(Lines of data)
- - - - - - -
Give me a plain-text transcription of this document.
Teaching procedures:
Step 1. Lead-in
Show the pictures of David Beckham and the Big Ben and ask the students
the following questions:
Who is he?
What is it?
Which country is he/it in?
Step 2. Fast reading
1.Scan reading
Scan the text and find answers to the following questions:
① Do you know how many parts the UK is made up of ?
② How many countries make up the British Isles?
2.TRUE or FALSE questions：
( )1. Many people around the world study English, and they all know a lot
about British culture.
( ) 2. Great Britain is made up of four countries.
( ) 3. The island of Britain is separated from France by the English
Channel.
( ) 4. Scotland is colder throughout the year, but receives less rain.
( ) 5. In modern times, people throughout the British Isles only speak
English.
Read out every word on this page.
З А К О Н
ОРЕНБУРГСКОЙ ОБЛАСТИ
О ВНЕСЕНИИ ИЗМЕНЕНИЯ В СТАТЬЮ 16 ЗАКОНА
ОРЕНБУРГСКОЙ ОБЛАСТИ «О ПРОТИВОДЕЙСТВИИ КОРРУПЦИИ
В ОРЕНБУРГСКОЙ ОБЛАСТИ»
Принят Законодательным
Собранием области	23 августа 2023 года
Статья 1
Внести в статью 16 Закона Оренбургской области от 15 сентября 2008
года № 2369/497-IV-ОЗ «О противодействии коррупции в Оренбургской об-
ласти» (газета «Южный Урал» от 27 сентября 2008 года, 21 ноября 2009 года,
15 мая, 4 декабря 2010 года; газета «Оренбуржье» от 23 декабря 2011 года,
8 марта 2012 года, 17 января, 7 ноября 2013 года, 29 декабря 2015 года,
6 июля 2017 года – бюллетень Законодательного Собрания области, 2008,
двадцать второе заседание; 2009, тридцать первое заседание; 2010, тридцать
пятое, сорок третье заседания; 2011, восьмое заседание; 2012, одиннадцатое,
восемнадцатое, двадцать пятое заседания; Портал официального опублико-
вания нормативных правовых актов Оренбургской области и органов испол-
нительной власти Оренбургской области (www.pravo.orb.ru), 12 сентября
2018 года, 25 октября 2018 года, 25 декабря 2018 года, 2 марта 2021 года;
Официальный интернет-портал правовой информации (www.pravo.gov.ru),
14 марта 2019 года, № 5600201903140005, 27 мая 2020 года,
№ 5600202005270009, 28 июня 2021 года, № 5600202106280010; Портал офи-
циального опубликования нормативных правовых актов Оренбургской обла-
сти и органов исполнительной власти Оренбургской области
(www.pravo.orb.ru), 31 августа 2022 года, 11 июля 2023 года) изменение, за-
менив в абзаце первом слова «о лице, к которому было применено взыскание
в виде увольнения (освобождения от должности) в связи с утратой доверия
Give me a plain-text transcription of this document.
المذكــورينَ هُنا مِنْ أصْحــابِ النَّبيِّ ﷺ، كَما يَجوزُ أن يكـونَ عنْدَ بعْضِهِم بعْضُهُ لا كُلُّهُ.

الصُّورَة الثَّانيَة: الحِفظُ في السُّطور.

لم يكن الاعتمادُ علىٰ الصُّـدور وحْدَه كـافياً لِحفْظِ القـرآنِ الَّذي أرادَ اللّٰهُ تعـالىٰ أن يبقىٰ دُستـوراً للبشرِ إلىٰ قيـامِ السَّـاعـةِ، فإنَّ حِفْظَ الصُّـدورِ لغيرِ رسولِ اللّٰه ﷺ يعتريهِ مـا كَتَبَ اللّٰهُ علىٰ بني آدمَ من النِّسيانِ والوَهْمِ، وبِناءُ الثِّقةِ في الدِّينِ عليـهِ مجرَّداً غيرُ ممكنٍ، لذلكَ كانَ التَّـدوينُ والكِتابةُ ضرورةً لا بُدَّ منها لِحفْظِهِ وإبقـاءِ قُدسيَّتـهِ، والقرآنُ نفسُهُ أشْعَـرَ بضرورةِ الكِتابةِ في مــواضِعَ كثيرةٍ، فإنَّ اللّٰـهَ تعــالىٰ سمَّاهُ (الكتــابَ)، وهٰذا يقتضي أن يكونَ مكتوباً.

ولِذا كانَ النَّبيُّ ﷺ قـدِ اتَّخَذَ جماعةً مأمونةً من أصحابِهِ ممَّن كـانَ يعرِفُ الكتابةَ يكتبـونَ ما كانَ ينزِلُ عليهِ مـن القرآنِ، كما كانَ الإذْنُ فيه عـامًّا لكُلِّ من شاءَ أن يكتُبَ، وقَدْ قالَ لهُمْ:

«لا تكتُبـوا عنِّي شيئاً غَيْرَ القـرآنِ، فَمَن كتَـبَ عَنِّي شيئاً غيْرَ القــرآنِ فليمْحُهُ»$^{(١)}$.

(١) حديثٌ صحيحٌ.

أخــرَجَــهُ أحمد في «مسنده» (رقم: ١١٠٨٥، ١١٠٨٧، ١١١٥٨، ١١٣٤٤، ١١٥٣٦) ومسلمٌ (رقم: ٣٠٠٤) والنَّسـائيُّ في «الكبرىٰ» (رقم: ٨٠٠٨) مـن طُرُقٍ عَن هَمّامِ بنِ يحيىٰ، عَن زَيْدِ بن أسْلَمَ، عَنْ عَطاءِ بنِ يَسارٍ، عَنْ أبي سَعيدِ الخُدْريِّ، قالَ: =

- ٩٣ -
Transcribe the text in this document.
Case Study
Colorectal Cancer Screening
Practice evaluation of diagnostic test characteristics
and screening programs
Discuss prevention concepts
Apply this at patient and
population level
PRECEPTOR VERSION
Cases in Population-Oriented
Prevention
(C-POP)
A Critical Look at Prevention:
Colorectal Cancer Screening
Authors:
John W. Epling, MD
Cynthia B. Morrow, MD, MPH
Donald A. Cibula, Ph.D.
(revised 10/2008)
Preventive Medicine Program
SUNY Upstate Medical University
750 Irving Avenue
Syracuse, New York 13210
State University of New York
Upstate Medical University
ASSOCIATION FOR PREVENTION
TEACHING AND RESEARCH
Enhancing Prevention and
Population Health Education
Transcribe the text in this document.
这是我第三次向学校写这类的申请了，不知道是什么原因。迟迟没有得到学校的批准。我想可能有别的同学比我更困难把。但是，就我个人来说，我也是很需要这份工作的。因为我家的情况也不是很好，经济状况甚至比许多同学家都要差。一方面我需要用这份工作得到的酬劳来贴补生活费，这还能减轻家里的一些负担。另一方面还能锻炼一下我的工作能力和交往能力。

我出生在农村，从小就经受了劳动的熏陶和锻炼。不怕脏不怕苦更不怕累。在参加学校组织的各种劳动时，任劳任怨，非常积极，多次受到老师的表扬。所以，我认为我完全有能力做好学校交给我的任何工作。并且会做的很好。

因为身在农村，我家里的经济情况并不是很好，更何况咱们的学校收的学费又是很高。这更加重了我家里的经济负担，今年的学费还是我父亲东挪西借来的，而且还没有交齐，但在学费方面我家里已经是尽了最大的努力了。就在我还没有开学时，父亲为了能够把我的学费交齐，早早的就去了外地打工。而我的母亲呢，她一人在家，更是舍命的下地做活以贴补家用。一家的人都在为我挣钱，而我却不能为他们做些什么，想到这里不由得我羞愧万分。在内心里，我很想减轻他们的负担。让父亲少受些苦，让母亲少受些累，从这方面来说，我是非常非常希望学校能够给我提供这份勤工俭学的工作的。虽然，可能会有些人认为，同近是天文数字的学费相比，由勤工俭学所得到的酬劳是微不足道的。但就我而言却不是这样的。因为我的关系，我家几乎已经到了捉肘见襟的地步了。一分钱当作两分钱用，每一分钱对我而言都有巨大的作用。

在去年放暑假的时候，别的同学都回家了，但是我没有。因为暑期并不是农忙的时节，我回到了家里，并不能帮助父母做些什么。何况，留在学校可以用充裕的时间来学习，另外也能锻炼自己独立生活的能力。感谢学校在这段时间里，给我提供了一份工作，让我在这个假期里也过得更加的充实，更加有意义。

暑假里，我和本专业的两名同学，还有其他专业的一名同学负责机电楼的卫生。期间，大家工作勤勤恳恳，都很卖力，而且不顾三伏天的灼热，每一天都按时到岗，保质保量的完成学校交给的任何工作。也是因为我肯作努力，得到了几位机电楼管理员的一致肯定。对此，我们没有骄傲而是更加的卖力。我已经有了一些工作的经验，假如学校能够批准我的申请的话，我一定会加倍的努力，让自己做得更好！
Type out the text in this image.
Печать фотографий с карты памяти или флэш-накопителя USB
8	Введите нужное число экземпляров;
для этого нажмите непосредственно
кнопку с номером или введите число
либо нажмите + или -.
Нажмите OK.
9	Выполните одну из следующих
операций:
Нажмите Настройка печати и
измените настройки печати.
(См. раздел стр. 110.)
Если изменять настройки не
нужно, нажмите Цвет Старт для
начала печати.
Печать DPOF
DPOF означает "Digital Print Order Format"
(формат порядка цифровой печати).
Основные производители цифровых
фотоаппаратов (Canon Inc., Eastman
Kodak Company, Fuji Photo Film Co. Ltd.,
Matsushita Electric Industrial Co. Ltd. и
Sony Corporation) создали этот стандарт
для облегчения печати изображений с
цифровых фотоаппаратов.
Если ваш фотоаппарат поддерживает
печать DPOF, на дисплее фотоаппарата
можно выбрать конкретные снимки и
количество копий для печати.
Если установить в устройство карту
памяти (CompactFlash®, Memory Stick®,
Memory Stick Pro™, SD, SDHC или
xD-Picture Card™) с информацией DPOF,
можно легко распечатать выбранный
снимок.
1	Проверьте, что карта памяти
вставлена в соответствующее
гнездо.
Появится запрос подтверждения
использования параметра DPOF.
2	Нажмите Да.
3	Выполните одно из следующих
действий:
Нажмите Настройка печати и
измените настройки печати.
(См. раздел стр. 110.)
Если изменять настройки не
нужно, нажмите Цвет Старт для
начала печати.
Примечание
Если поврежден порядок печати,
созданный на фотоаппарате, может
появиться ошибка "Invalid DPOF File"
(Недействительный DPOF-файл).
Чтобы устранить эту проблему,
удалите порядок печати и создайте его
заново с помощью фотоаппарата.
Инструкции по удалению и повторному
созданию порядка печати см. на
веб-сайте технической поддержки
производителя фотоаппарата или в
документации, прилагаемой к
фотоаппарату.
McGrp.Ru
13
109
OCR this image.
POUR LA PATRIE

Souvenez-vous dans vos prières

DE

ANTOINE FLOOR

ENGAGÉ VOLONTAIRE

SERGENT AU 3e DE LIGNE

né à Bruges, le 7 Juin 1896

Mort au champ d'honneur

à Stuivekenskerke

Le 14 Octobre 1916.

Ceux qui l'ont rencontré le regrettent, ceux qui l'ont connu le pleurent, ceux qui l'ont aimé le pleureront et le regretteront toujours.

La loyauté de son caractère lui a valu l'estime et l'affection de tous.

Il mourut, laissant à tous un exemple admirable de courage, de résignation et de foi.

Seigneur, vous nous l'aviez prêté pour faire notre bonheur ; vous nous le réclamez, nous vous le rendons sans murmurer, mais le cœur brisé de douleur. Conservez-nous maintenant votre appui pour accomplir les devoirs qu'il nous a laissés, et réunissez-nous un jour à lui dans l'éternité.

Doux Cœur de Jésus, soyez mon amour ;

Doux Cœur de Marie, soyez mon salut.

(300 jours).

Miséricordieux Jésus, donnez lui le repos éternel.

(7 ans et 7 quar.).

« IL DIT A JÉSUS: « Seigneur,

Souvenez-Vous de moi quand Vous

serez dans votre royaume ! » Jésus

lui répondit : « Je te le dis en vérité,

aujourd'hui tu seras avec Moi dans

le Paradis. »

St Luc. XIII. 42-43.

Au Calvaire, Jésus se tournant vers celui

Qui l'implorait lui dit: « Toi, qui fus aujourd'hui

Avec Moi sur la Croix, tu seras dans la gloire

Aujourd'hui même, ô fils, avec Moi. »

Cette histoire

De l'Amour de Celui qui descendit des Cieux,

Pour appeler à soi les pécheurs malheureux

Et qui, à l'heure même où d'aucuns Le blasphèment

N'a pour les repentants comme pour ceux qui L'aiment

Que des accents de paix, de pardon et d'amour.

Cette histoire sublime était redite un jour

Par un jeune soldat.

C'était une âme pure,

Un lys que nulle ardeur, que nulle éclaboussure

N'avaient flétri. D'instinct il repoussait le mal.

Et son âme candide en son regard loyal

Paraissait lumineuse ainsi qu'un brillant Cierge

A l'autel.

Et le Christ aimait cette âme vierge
- - - - - - -
** Problem requirements **
Go over the entries above and say how many lines hold the string "газета", with no other text.

** Correct response **
2